- [YOUR INSTRUCTIONS] Extract from the listing each line in which the word "最后更新于" appears.

- [LISTED RECORDS]
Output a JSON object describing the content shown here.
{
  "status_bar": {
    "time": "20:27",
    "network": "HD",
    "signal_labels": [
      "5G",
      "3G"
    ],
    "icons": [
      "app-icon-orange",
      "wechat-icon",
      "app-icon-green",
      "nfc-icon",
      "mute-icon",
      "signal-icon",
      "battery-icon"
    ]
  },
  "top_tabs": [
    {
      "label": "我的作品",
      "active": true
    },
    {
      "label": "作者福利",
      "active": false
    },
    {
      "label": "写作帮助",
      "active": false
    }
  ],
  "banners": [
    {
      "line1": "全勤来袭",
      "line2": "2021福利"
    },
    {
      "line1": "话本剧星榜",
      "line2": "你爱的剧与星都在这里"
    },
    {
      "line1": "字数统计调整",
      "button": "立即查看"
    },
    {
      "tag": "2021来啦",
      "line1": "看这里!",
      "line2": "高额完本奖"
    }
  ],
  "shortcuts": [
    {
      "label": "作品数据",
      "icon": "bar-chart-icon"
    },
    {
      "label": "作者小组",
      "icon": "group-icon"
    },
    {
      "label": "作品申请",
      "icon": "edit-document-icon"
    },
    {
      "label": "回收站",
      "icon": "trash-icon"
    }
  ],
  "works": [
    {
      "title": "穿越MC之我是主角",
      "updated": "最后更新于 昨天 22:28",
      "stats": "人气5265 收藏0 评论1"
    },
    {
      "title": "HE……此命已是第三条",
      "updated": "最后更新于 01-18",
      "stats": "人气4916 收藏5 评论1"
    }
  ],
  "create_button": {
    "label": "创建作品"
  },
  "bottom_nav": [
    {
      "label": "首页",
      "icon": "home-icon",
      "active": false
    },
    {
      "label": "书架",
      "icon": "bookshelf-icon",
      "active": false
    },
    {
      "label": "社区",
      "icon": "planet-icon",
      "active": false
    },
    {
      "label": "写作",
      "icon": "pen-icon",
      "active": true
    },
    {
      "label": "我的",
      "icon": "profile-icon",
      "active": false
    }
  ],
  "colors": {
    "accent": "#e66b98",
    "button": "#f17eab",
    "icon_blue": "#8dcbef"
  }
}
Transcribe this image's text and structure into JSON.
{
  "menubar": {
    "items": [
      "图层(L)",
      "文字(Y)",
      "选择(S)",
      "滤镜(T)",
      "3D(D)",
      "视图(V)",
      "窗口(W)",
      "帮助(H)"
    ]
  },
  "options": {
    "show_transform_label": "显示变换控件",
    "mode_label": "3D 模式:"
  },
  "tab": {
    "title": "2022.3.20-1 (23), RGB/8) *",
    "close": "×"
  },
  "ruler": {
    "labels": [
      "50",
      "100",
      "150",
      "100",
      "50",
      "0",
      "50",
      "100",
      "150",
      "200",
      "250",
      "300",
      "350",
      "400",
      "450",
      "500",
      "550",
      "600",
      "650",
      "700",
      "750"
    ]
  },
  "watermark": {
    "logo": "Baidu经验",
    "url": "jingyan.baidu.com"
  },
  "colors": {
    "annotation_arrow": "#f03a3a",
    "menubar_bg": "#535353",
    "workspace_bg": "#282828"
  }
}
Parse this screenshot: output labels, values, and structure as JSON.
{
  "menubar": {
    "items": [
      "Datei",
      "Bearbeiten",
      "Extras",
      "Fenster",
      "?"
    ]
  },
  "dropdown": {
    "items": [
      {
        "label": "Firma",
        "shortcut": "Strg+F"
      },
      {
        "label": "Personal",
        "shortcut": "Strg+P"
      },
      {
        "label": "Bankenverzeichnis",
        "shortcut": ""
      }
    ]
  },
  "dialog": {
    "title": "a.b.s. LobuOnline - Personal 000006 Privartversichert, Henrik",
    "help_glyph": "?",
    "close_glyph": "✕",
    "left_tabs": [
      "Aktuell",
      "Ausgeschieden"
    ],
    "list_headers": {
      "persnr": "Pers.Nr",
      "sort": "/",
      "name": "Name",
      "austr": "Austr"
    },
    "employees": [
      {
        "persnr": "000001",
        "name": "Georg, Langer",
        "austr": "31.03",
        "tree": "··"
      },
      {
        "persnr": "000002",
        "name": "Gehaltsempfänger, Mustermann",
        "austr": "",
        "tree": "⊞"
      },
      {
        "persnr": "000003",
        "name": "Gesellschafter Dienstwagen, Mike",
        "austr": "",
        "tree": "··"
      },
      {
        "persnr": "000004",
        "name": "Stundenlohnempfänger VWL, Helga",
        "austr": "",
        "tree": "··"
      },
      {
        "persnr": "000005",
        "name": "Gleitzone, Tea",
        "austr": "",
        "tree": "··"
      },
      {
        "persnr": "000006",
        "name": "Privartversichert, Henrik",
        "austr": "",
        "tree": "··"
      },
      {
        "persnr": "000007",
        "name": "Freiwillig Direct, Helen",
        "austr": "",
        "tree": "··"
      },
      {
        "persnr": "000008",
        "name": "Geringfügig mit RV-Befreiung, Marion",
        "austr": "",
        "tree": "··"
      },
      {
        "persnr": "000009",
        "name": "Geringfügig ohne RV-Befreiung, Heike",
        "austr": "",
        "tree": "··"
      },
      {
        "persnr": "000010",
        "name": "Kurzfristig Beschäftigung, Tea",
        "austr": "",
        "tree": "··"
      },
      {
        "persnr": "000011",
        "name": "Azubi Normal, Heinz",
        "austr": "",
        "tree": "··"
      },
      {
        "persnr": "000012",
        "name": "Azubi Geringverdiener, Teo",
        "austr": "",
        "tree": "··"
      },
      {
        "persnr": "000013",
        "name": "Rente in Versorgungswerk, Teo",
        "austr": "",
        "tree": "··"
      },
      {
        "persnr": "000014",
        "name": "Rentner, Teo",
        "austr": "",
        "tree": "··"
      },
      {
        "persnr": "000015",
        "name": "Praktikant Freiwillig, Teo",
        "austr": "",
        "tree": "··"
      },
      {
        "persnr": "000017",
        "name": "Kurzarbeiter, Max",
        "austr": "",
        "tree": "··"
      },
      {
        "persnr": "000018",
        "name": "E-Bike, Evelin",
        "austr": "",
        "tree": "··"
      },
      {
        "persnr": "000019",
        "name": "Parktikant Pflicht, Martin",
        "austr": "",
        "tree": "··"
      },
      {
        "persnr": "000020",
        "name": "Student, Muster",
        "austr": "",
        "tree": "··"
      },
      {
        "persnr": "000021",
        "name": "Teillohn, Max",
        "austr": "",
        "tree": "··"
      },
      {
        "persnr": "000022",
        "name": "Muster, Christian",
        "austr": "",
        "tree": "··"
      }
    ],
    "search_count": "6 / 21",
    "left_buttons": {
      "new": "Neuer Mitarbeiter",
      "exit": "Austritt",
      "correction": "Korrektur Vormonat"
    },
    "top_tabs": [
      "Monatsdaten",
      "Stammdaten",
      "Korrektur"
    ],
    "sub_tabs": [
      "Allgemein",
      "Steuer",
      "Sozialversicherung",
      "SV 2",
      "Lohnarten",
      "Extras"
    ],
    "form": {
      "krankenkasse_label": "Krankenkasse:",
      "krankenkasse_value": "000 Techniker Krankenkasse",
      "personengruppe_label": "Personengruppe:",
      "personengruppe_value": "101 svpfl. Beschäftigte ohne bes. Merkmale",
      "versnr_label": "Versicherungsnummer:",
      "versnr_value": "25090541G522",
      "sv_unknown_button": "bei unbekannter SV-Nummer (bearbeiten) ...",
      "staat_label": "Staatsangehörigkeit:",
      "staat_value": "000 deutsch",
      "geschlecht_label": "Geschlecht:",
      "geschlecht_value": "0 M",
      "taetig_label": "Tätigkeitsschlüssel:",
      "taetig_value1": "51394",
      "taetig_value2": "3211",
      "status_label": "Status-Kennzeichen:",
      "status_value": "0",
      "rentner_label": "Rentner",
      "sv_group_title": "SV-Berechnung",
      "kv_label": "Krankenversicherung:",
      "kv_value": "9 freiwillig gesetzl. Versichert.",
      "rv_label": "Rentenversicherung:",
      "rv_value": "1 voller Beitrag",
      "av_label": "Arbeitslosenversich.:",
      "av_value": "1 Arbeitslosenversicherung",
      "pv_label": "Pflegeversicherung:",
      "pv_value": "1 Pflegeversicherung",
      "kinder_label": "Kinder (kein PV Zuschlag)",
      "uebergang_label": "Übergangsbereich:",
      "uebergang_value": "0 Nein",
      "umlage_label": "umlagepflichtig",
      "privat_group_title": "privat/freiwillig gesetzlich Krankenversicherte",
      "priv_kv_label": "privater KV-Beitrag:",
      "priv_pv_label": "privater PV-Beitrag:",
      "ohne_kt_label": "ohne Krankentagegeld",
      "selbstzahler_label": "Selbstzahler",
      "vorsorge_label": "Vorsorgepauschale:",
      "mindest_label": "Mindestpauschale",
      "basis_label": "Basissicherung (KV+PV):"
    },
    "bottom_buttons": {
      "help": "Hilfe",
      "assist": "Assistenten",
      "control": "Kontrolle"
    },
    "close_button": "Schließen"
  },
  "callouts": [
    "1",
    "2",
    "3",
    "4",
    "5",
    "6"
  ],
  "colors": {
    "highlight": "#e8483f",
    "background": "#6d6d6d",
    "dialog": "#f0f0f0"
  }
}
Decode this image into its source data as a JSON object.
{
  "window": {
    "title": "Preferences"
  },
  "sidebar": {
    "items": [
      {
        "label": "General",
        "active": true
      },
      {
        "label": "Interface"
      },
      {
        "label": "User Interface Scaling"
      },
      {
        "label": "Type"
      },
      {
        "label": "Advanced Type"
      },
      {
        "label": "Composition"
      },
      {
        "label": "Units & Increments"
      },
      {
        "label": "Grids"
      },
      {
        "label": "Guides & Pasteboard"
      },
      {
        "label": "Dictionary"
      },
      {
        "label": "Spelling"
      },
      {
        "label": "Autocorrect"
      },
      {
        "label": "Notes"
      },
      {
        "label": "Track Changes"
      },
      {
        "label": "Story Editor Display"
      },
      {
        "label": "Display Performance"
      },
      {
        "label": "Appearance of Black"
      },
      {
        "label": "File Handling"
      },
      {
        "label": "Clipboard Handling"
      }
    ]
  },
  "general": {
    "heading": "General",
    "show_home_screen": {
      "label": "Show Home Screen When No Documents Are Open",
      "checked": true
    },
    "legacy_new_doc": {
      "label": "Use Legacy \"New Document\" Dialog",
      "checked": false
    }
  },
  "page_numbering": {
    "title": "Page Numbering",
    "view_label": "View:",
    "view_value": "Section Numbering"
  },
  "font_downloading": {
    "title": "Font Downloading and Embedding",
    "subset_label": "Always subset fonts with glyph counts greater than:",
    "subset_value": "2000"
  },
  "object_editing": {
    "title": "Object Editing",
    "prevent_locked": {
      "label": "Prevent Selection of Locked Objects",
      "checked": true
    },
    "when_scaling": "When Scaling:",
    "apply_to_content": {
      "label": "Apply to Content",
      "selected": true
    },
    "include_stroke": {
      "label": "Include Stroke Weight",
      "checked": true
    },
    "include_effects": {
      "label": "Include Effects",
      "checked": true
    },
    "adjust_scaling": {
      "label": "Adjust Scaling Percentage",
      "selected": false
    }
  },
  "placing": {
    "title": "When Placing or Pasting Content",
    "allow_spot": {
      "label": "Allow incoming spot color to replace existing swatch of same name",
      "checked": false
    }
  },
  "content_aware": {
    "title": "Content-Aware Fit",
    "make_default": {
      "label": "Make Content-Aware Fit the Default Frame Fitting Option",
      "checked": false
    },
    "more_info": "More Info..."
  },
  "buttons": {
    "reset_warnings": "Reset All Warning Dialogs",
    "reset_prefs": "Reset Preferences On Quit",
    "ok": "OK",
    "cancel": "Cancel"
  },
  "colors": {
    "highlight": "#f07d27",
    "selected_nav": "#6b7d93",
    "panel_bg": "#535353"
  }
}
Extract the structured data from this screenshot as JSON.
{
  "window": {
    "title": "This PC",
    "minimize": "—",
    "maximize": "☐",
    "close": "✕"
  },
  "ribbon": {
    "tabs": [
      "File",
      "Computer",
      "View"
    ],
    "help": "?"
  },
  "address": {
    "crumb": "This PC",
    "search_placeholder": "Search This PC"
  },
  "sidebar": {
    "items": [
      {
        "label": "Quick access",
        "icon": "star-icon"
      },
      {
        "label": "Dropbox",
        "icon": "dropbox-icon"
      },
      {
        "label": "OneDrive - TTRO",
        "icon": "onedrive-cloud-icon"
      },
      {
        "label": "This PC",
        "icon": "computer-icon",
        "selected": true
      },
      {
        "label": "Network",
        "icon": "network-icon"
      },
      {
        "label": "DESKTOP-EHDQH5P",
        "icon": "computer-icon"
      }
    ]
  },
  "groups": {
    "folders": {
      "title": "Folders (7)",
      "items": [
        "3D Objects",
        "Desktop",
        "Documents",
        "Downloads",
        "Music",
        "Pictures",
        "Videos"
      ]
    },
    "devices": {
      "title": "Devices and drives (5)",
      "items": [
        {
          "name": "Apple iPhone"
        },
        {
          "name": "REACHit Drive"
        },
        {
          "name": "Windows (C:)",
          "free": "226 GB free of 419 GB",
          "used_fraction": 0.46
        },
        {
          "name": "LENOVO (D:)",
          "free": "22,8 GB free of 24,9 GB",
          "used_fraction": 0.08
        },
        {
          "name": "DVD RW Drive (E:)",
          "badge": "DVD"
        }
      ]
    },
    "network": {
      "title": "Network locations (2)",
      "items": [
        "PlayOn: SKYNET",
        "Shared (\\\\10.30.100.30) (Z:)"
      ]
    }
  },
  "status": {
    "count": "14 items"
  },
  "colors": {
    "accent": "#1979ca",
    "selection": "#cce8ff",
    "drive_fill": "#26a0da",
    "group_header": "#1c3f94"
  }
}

- [PROBLEM SOLUTION]
      "updated": "最后更新于 昨天 22:28",
      "updated": "最后更新于 01-18",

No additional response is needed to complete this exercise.